● **What is being asked**
Reproduce each line of the material exactly, minus any picture.

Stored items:
──────

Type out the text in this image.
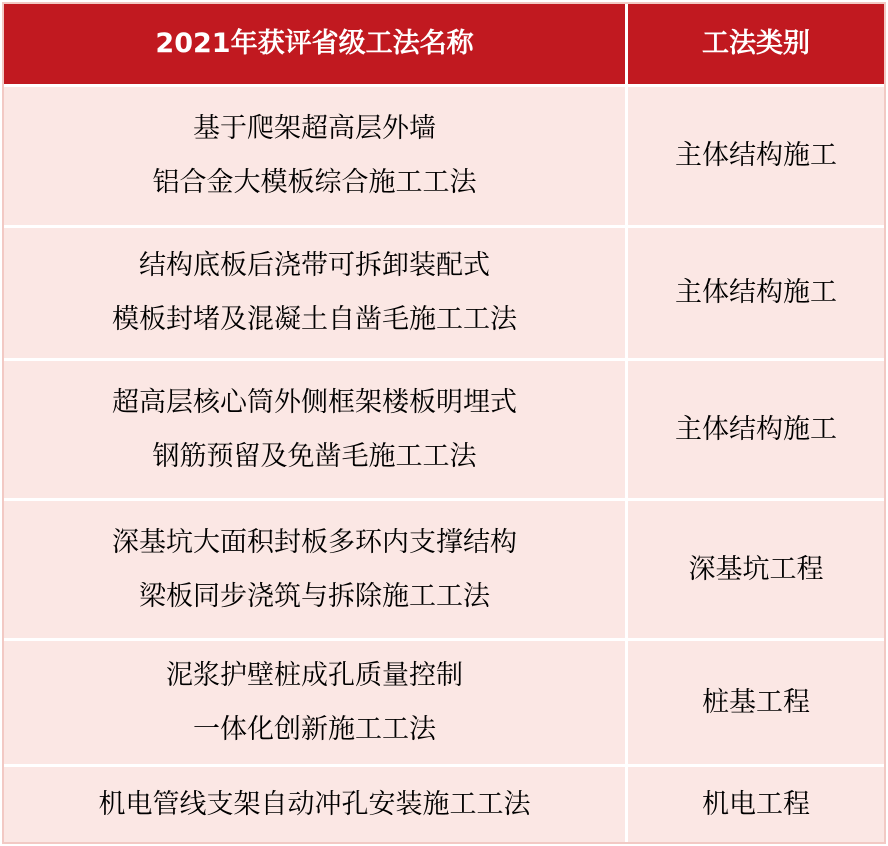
2021年获评省级工法名称	工法类别
基于爬架超高层外墙
铝合金大模板综合施工工法
主体结构施工
结构底板后浇带可拆卸装配式
模板封堵及混凝土自凿毛施工工法
主体结构施工
超高层核心筒外侧框架楼板明埋式
钢筋预留及免凿毛施工工法
主体结构施工
深基坑大面积封板多环内支撑结构
梁板同步浇筑与拆除施工工法
深基坑工程
泥浆护壁桩成孔质量控制
一体化创新施工工法
桩基工程
机电管线支架自动冲孔安装施工工法	机电工程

──────

● **Written solution**
Type out the text in this image.
2021年获评省级工法名称	工法类别
基于爬架超高层外墙
铝合金大模板综合施工工法
主体结构施工
结构底板后浇带可拆卸装配式
模板封堵及混凝土自凿毛施工工法
主体结构施工
超高层核心筒外侧框架楼板明埋式
钢筋预留及免凿毛施工工法
主体结构施工
深基坑大面积封板多环内支撑结构
梁板同步浇筑与拆除施工工法
深基坑工程
泥浆护壁桩成孔质量控制
一体化创新施工工法
桩基工程
机电管线支架自动冲孔安装施工工法	机电工程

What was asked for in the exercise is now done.